-- Job --
Repeat each record below exactly, dropping the pictures.

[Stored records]
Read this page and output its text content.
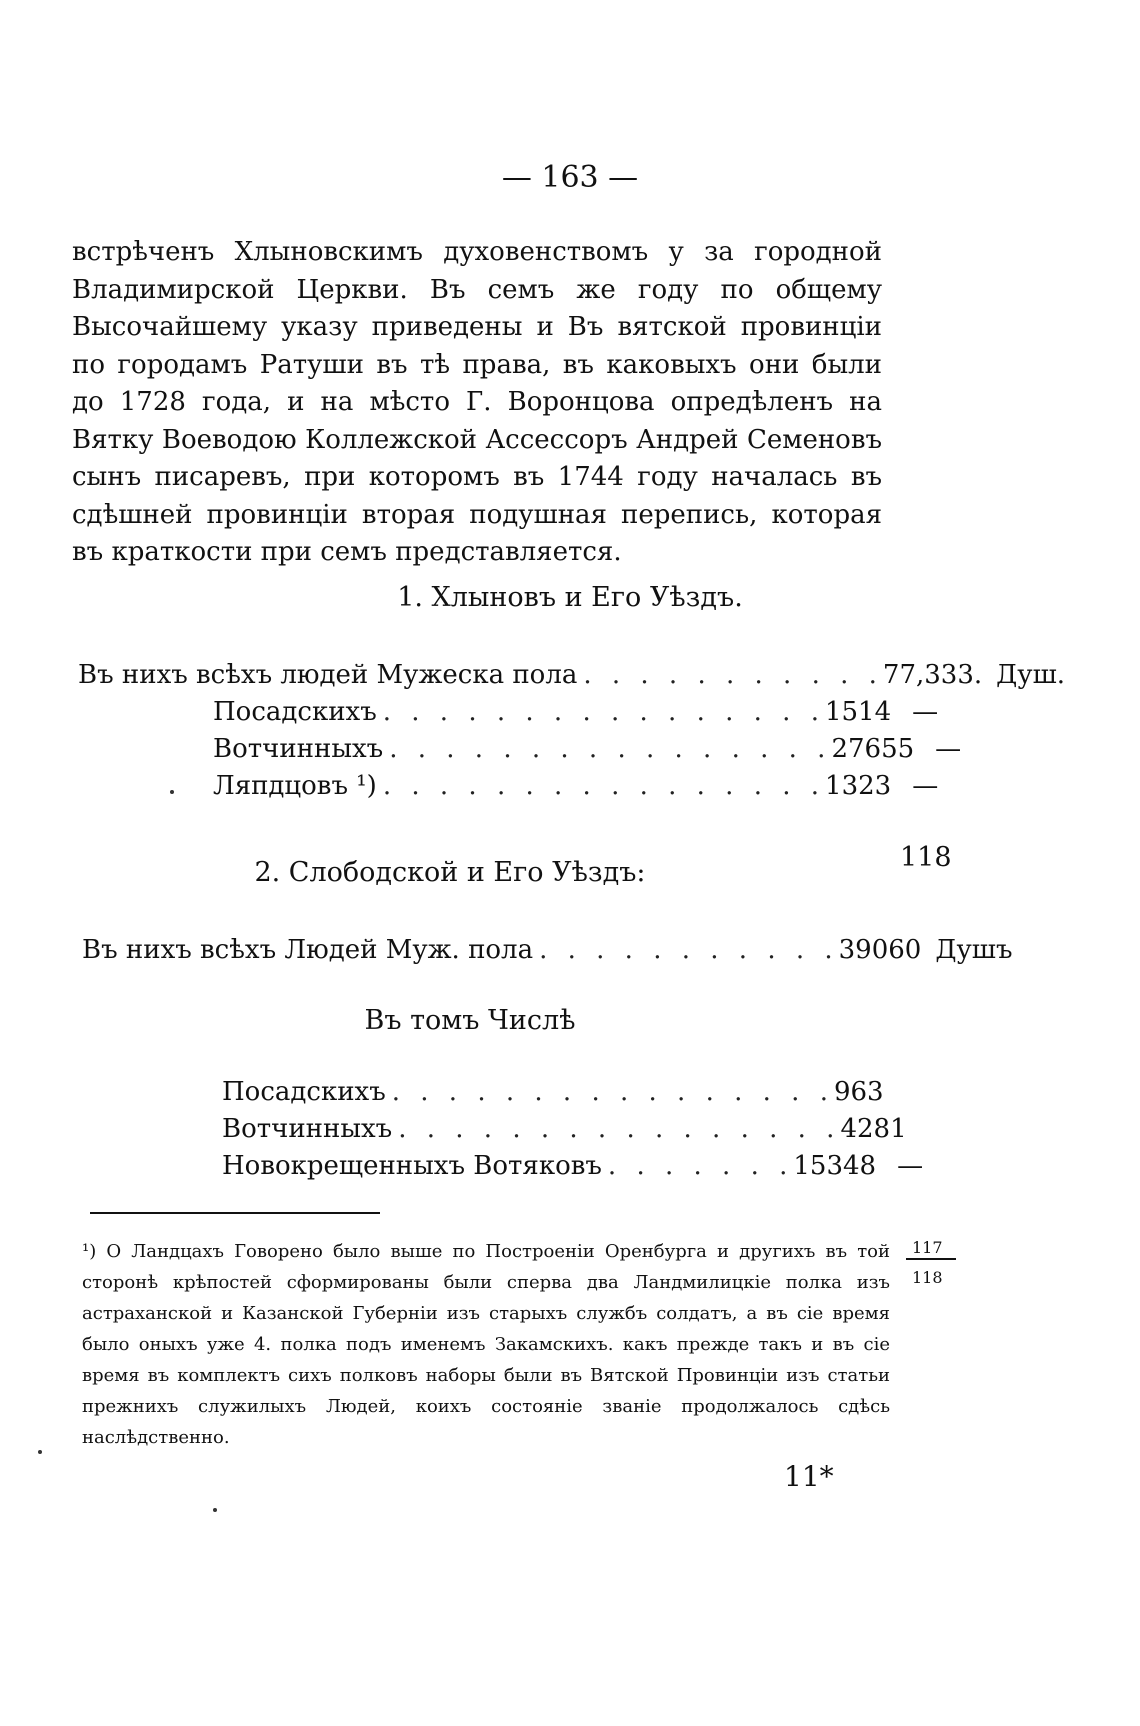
— 163 —

встрѣченъ Хлыновскимъ духовенствомъ у за городной Владимирской Церкви. Въ семъ же году по общему Высочайшему указу приведены и Въ вятской провинціи по городамъ Ратуши въ тѣ права, въ каковыхъ они были до 1728 года, и на мѣсто Г. Воронцова опредѣленъ на Вятку Воеводою Коллежской Ассессоръ Андрей Семеновъ сынъ писаревъ, при которомъ въ 1744 году началась въ сдѣшней провинціи вторая подушная перепись, которая въ краткости при семъ представляется.

1. Хлыновъ и Его Уѣздъ.
Въ нихъ всѣхъ людей Мужеска пола . . . . . . . . . . . 77,333. Душ.
Посадскихъ . . . . . . . . . . . . . . . . 1514 —
Вотчинныхъ . . . . . . . . . . . . . . . . 27655 —
Ляпдцовъ ¹) . . . . . . . . . . . . . . . . 1323 —
118
2. Слободской и Его Уѣздъ:
Въ нихъ всѣхъ Людей Муж. пола . . . . . . . . . . . 39060 Душъ
Въ томъ Числѣ
Посадскихъ . . . . . . . . . . . . . . . . 963
Вотчинныхъ . . . . . . . . . . . . . . . . 4281
Новокрещенныхъ Вотяковъ . . . . . . . 15348 —
¹) О Ландцахъ Говорено было выше по Построеніи Оренбурга и другихъ въ той сторонѣ крѣпостей сформированы были сперва два Ландмилицкіе полка изъ астраханской и Казанской Губерніи изъ старыхъ службъ солдатъ, а въ сіе время было оныхъ уже 4. полка подъ именемъ Закамскихъ. какъ прежде такъ и въ сіе время въ комплектъ сихъ полковъ наборы были въ Вятской Провинціи изъ статьи прежнихъ служилыхъ Людей, коихъ состояніе званіе продолжалось сдѣсь наслѣдственно.
117
118
11*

-- Response to the task --
Read this page and output its text content.
— 163 —

встрѣченъ Хлыновскимъ духовенствомъ у за городной Владимирской Церкви. Въ семъ же году по общему Высочайшему указу приведены и Въ вятской провинціи по городамъ Ратуши въ тѣ права, въ каковыхъ они были до 1728 года, и на мѣсто Г. Воронцова опредѣленъ на Вятку Воеводою Коллежской Ассессоръ Андрей Семеновъ сынъ писаревъ, при которомъ въ 1744 году началась въ сдѣшней провинціи вторая подушная перепись, которая въ краткости при семъ представляется.

1. Хлыновъ и Его Уѣздъ.
Въ нихъ всѣхъ людей Мужеска пола . . . . . . . . . . . 77,333. Душ.
Посадскихъ . . . . . . . . . . . . . . . . 1514 —
Вотчинныхъ . . . . . . . . . . . . . . . . 27655 —
Ляпдцовъ ¹) . . . . . . . . . . . . . . . . 1323 —
118
2. Слободской и Его Уѣздъ:
Въ нихъ всѣхъ Людей Муж. пола . . . . . . . . . . . 39060 Душъ
Въ томъ Числѣ
Посадскихъ . . . . . . . . . . . . . . . . 963
Вотчинныхъ . . . . . . . . . . . . . . . . 4281
Новокрещенныхъ Вотяковъ . . . . . . . 15348 —
¹) О Ландцахъ Говорено было выше по Построеніи Оренбурга и другихъ въ той сторонѣ крѣпостей сформированы были сперва два Ландмилицкіе полка изъ астраханской и Казанской Губерніи изъ старыхъ службъ солдатъ, а въ сіе время было оныхъ уже 4. полка подъ именемъ Закамскихъ. какъ прежде такъ и въ сіе время въ комплектъ сихъ полковъ наборы были въ Вятской Провинціи изъ статьи прежнихъ служилыхъ Людей, коихъ состояніе званіе продолжалось сдѣсь наслѣдственно.
117
118
11*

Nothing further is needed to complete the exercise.